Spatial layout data
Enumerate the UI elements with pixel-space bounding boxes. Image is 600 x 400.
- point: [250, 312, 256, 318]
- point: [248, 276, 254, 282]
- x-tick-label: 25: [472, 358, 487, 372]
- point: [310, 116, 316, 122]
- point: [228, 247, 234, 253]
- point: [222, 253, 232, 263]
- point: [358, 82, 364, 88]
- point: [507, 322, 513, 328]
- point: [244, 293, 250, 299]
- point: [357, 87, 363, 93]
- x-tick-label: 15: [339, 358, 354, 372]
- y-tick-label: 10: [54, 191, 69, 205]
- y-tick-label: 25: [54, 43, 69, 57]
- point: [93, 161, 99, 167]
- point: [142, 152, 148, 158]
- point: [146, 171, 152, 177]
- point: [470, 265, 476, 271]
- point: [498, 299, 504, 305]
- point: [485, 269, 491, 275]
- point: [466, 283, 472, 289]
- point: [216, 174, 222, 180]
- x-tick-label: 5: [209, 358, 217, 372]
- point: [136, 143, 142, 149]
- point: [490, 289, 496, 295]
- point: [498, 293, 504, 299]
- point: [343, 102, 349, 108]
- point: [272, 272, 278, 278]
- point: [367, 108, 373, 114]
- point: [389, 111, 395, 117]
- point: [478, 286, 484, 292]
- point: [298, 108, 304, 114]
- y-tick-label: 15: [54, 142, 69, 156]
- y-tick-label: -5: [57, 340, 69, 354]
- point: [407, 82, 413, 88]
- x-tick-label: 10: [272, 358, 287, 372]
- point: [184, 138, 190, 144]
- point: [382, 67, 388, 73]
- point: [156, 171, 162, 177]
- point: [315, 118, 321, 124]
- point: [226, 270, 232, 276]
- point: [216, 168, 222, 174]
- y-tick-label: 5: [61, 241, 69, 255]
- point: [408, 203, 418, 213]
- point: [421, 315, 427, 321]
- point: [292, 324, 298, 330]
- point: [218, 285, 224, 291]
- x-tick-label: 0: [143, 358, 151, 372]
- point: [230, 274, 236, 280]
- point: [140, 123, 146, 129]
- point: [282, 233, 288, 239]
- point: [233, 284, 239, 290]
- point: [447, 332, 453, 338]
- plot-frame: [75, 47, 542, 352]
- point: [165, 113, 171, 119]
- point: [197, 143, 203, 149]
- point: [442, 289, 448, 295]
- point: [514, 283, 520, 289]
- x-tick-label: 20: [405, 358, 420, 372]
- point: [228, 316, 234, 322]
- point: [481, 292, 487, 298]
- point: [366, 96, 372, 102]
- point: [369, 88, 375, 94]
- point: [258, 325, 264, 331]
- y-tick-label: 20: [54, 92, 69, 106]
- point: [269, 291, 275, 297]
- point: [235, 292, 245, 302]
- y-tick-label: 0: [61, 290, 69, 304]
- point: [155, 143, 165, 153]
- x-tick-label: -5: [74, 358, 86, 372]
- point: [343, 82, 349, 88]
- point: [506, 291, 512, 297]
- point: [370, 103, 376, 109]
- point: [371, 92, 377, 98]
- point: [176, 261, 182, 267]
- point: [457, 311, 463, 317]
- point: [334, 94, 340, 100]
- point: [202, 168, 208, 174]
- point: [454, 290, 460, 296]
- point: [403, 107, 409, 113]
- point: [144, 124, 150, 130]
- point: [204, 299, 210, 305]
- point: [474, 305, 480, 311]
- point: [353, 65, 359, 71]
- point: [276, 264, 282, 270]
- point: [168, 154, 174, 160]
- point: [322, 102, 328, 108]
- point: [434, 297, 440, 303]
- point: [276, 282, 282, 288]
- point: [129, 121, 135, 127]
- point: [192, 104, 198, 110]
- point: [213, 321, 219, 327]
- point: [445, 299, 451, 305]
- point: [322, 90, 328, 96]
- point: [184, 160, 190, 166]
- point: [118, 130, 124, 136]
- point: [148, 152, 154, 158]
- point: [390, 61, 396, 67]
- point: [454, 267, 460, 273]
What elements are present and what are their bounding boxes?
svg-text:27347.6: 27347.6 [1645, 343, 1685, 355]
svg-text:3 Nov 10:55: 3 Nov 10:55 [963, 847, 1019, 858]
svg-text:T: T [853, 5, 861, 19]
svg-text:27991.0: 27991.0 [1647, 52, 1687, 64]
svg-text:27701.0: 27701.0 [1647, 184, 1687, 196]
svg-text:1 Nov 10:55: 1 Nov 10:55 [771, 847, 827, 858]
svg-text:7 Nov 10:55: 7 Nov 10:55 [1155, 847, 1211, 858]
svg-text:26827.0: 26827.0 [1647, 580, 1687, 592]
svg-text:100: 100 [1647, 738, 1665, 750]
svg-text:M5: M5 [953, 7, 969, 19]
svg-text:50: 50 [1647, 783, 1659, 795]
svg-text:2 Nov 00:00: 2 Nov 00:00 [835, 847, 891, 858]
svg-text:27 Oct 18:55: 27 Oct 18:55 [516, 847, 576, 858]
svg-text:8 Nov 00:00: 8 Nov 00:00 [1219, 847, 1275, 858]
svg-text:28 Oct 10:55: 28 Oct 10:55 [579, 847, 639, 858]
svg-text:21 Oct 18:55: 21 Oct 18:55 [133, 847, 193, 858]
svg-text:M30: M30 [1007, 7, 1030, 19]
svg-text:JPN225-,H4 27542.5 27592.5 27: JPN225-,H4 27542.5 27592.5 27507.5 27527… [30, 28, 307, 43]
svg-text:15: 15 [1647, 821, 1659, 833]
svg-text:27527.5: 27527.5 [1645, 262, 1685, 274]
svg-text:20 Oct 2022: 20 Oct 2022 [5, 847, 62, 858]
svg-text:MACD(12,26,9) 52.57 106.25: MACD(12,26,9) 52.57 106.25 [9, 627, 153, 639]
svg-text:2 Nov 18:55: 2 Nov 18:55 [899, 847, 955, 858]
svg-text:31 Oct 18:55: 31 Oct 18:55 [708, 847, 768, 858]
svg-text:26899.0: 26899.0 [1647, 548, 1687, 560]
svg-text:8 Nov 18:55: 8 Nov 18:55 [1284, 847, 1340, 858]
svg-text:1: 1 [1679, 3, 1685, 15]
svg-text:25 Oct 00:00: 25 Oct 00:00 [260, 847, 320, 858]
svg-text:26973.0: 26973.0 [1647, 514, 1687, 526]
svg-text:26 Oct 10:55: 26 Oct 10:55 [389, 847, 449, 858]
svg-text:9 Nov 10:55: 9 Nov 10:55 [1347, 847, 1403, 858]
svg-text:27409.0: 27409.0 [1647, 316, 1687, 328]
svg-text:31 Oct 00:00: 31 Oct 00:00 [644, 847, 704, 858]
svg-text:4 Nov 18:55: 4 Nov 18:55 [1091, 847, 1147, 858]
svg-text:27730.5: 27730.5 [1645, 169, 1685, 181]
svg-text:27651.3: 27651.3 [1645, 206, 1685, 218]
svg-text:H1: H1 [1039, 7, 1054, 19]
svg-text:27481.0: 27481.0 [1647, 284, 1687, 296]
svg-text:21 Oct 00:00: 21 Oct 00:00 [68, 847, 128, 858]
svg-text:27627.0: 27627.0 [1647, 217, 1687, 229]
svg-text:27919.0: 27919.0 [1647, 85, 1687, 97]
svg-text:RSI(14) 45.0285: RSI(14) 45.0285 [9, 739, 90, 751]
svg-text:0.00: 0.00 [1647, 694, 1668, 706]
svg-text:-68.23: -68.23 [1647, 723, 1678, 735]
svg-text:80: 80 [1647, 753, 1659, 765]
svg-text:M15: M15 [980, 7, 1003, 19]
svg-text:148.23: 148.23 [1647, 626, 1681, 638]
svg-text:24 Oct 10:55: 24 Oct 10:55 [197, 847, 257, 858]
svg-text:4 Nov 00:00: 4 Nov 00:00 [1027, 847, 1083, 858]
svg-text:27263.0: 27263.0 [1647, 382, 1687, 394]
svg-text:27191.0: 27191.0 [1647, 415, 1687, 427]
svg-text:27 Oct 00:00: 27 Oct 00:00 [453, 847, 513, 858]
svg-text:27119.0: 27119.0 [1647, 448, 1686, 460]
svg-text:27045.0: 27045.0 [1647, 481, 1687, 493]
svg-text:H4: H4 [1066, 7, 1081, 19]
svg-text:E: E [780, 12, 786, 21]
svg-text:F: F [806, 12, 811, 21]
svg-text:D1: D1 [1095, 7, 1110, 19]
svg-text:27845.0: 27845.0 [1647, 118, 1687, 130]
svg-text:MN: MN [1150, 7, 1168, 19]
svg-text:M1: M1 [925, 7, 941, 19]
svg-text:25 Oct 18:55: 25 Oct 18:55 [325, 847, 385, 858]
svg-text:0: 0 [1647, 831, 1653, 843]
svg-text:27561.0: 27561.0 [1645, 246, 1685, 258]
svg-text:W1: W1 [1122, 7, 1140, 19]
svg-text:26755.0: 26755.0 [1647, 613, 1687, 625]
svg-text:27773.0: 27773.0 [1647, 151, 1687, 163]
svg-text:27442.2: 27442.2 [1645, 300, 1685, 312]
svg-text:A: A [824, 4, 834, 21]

EXERCISE INSTRUCTIONS. Render the lines from the first one through the line holding "- plot-frame: [75, 47, 542, 352]", inclusive, as a numbered list, leaving out any blank lines.

ANSWER FOR THE TASK.
1. Enumerate the UI elements with pixel-space bounding boxes. Image is 600 x 400.
2. - point: [250, 312, 256, 318]
3. - point: [248, 276, 254, 282]
4. - x-tick-label: 25: [472, 358, 487, 372]
5. - point: [310, 116, 316, 122]
6. - point: [228, 247, 234, 253]
7. - point: [222, 253, 232, 263]
8. - point: [358, 82, 364, 88]
9. - point: [507, 322, 513, 328]
10. - point: [244, 293, 250, 299]
11. - point: [357, 87, 363, 93]
12. - x-tick-label: 15: [339, 358, 354, 372]
13. - y-tick-label: 10: [54, 191, 69, 205]
14. - y-tick-label: 25: [54, 43, 69, 57]
15. - point: [93, 161, 99, 167]
16. - point: [142, 152, 148, 158]
17. - point: [146, 171, 152, 177]
18. - point: [470, 265, 476, 271]
19. - point: [498, 299, 504, 305]
20. - point: [485, 269, 491, 275]
21. - point: [466, 283, 472, 289]
22. - point: [216, 174, 222, 180]
23. - x-tick-label: 5: [209, 358, 217, 372]
24. - point: [136, 143, 142, 149]
25. - point: [490, 289, 496, 295]
26. - point: [498, 293, 504, 299]
27. - point: [343, 102, 349, 108]
28. - point: [272, 272, 278, 278]
29. - point: [367, 108, 373, 114]
30. - point: [389, 111, 395, 117]
31. - point: [478, 286, 484, 292]
32. - point: [298, 108, 304, 114]
33. - y-tick-label: 15: [54, 142, 69, 156]
34. - y-tick-label: -5: [57, 340, 69, 354]
35. - point: [407, 82, 413, 88]
36. - x-tick-label: 10: [272, 358, 287, 372]
37. - point: [184, 138, 190, 144]
38. - point: [382, 67, 388, 73]
39. - point: [156, 171, 162, 177]
40. - point: [315, 118, 321, 124]
41. - point: [226, 270, 232, 276]
42. - point: [216, 168, 222, 174]
43. - y-tick-label: 5: [61, 241, 69, 255]
44. - point: [408, 203, 418, 213]
45. - point: [421, 315, 427, 321]
46. - point: [292, 324, 298, 330]
47. - point: [218, 285, 224, 291]
48. - x-tick-label: 0: [143, 358, 151, 372]
49. - point: [230, 274, 236, 280]
50. - point: [140, 123, 146, 129]
51. - point: [282, 233, 288, 239]
52. - point: [233, 284, 239, 290]
53. - point: [447, 332, 453, 338]
54. - plot-frame: [75, 47, 542, 352]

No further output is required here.